Problem to work on: Repeat the data that follows, word for word, without the images.
----------------
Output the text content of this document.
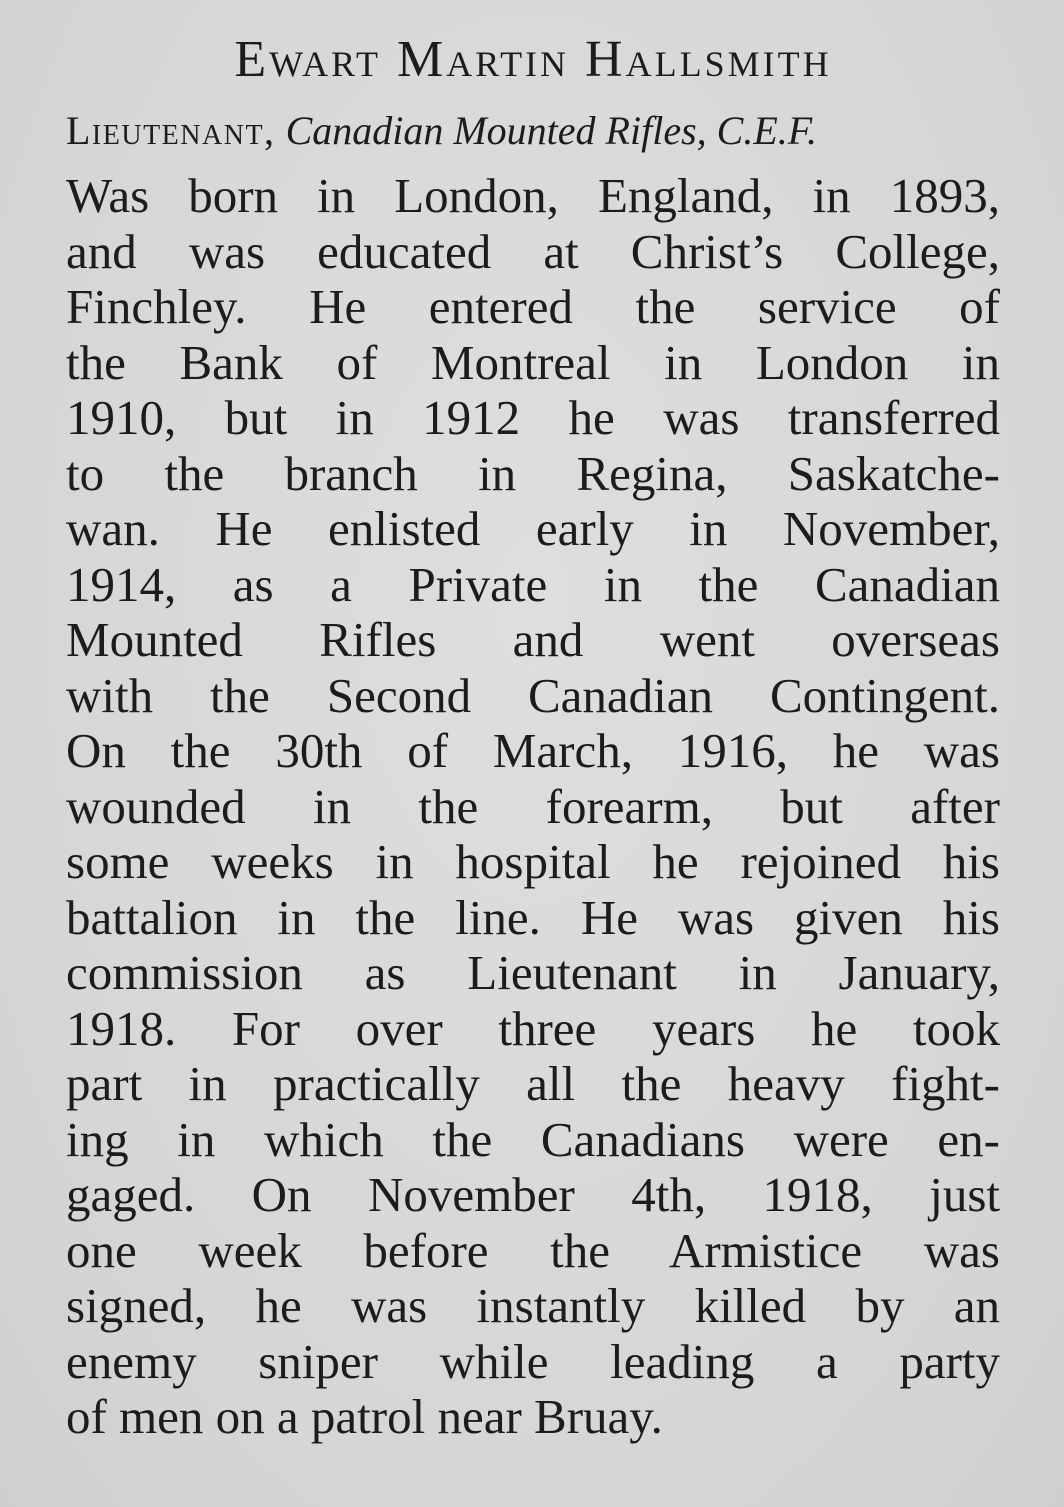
Ewart Martin Hallsmith

Lieutenant, Canadian Mounted Rifles, C.E.F.

Was born in London, England, in 1893,
and was educated at Christ’s College,
Finchley. He entered the service of
the Bank of Montreal in London in
1910, but in 1912 he was transferred
to the branch in Regina, Saskatche-
wan. He enlisted early in November,
1914, as a Private in the Canadian
Mounted Rifles and went overseas
with the Second Canadian Contingent.
On the 30th of March, 1916, he was
wounded in the forearm, but after
some weeks in hospital he rejoined his
battalion in the line. He was given his
commission as Lieutenant in January,
1918. For over three years he took
part in practically all the heavy fight-
ing in which the Canadians were en-
gaged. On November 4th, 1918, just
one week before the Armistice was
signed, he was instantly killed by an
enemy sniper while leading a party
of men on a patrol near Bruay.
----------------
The response:
Output the text content of this document.
Ewart Martin Hallsmith

Lieutenant, Canadian Mounted Rifles, C.E.F.

Was born in London, England, in 1893,
and was educated at Christ’s College,
Finchley. He entered the service of
the Bank of Montreal in London in
1910, but in 1912 he was transferred
to the branch in Regina, Saskatche-
wan. He enlisted early in November,
1914, as a Private in the Canadian
Mounted Rifles and went overseas
with the Second Canadian Contingent.
On the 30th of March, 1916, he was
wounded in the forearm, but after
some weeks in hospital he rejoined his
battalion in the line. He was given his
commission as Lieutenant in January,
1918. For over three years he took
part in practically all the heavy fight-
ing in which the Canadians were en-
gaged. On November 4th, 1918, just
one week before the Armistice was
signed, he was instantly killed by an
enemy sniper while leading a party
of men on a patrol near Bruay.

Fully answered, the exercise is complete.